- [What is required]
Copy out, from the entries below, each line holding the string "this".

- [Given information]
□ □ □
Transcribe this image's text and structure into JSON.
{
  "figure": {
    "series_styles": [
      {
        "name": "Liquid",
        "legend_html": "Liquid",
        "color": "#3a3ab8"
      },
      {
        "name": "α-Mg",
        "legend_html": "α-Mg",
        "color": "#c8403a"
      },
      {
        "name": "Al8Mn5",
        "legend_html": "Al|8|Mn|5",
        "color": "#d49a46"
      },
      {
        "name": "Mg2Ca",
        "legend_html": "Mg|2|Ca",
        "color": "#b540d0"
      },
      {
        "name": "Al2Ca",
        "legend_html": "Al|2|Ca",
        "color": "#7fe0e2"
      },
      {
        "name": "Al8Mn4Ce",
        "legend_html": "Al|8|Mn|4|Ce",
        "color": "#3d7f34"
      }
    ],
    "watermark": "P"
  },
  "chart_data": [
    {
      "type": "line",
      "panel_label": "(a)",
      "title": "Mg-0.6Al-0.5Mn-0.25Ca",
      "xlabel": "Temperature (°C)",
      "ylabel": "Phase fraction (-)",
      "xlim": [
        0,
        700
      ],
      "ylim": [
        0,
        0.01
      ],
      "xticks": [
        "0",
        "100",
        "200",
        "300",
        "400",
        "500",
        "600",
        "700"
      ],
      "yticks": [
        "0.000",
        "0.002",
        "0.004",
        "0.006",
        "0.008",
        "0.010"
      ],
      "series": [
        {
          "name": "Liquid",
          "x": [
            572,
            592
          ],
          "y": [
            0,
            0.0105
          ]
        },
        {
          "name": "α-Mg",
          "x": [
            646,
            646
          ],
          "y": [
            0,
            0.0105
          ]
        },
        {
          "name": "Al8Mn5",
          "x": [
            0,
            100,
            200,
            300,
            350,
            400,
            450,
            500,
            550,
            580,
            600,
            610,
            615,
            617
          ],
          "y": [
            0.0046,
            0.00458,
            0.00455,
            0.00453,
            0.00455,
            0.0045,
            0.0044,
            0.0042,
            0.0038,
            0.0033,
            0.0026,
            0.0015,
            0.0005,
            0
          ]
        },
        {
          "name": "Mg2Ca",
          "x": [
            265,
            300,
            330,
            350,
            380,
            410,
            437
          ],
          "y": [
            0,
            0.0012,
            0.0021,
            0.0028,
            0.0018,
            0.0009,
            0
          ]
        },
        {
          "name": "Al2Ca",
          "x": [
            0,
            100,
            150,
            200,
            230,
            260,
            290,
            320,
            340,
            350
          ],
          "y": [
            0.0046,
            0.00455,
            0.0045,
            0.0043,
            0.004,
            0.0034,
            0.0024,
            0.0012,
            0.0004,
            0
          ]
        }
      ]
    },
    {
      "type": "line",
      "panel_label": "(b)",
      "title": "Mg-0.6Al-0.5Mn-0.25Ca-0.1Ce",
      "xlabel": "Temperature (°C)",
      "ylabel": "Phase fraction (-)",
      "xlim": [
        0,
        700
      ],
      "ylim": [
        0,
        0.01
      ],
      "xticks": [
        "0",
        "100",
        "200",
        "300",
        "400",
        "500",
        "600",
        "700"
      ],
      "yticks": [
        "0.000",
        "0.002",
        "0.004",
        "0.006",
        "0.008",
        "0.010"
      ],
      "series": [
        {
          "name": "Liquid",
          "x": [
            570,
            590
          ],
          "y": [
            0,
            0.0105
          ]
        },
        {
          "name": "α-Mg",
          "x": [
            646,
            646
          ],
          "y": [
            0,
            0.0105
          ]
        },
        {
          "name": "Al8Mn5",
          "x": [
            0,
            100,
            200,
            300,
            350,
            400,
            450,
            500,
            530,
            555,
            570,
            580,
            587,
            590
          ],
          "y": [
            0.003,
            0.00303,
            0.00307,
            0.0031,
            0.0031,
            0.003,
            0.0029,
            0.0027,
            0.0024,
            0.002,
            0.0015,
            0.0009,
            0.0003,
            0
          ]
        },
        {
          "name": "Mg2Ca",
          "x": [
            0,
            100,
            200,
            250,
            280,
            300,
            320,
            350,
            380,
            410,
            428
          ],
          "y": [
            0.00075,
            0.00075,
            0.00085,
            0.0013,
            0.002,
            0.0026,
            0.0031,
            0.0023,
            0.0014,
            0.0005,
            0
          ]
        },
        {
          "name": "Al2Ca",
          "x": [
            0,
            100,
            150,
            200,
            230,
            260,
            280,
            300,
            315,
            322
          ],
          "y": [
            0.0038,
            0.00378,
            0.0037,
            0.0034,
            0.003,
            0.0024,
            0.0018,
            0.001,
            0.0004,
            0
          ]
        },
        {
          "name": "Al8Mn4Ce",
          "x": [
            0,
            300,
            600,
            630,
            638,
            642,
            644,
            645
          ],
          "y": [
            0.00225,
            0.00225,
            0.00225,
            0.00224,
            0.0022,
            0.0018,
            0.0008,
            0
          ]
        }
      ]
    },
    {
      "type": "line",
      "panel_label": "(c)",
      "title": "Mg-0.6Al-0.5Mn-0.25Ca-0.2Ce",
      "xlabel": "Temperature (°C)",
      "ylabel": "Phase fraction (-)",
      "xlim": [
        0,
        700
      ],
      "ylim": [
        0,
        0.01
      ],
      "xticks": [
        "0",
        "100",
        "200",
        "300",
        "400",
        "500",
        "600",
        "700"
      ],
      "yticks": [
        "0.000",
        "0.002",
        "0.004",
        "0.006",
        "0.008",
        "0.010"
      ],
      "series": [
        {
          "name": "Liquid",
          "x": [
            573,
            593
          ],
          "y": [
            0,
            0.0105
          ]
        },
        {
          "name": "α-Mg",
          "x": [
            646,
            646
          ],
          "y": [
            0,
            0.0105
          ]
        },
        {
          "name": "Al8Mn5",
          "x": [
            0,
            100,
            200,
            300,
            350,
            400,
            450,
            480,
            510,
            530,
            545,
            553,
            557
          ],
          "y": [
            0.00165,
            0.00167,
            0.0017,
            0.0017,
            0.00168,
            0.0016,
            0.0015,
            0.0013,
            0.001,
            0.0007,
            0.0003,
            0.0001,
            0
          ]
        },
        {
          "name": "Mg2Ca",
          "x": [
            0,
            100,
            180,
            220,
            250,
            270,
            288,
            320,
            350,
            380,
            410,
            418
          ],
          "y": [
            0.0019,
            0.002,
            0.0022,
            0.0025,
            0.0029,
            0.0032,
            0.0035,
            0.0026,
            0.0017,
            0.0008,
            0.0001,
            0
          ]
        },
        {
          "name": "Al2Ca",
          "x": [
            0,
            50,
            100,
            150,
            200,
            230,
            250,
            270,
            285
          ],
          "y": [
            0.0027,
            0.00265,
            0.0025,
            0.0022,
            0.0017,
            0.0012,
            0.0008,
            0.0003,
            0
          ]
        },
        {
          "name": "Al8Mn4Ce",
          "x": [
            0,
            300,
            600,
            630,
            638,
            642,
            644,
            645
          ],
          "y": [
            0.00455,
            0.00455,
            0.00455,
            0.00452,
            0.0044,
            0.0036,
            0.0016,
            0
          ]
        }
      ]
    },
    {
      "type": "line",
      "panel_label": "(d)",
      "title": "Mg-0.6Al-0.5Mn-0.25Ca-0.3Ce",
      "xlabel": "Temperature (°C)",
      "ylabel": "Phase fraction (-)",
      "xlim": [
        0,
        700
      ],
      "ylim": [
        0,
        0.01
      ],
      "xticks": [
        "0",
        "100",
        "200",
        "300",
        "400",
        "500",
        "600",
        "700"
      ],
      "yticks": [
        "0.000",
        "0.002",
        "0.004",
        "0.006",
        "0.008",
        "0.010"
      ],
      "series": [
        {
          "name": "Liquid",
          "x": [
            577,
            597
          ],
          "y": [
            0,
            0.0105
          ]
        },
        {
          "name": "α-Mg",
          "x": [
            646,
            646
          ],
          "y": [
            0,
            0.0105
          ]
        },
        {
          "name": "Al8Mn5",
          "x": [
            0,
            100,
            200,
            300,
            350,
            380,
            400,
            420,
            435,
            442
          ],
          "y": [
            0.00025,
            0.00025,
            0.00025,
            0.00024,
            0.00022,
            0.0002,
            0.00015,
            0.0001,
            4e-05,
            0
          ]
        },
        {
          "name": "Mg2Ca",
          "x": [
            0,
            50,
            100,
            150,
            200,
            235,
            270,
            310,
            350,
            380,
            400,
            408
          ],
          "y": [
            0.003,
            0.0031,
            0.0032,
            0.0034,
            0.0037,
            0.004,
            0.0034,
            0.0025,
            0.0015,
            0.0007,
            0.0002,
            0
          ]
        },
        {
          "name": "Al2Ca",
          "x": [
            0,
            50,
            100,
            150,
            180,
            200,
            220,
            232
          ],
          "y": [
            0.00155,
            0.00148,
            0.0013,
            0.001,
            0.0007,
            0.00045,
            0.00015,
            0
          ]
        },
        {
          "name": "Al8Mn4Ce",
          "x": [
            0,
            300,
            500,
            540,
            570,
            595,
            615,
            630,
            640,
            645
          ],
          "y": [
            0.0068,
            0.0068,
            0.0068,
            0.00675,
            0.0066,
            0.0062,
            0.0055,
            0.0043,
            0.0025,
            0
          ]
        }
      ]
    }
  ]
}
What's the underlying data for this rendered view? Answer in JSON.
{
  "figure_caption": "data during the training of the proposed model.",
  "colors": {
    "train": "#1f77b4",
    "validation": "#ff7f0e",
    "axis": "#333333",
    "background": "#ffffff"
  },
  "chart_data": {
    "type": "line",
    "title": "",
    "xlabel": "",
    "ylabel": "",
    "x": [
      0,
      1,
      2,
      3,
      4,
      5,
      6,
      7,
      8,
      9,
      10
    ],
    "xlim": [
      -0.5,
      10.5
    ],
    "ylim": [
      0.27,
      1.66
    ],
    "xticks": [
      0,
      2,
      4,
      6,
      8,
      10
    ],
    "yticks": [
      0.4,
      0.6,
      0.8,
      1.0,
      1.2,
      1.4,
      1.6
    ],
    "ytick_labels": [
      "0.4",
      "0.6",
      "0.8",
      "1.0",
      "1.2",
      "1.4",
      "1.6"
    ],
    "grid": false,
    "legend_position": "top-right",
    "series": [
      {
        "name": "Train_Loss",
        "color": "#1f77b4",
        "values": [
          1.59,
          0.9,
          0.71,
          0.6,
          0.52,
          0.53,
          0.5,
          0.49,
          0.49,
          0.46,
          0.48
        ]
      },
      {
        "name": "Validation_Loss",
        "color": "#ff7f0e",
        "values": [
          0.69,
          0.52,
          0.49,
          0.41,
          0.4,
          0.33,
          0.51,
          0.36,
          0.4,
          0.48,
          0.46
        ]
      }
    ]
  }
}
□ □ □
- [Problem solution]
Transcribe this image's text and structure into JSON.
What's the underlying data for this rendered view? Answer in JSON.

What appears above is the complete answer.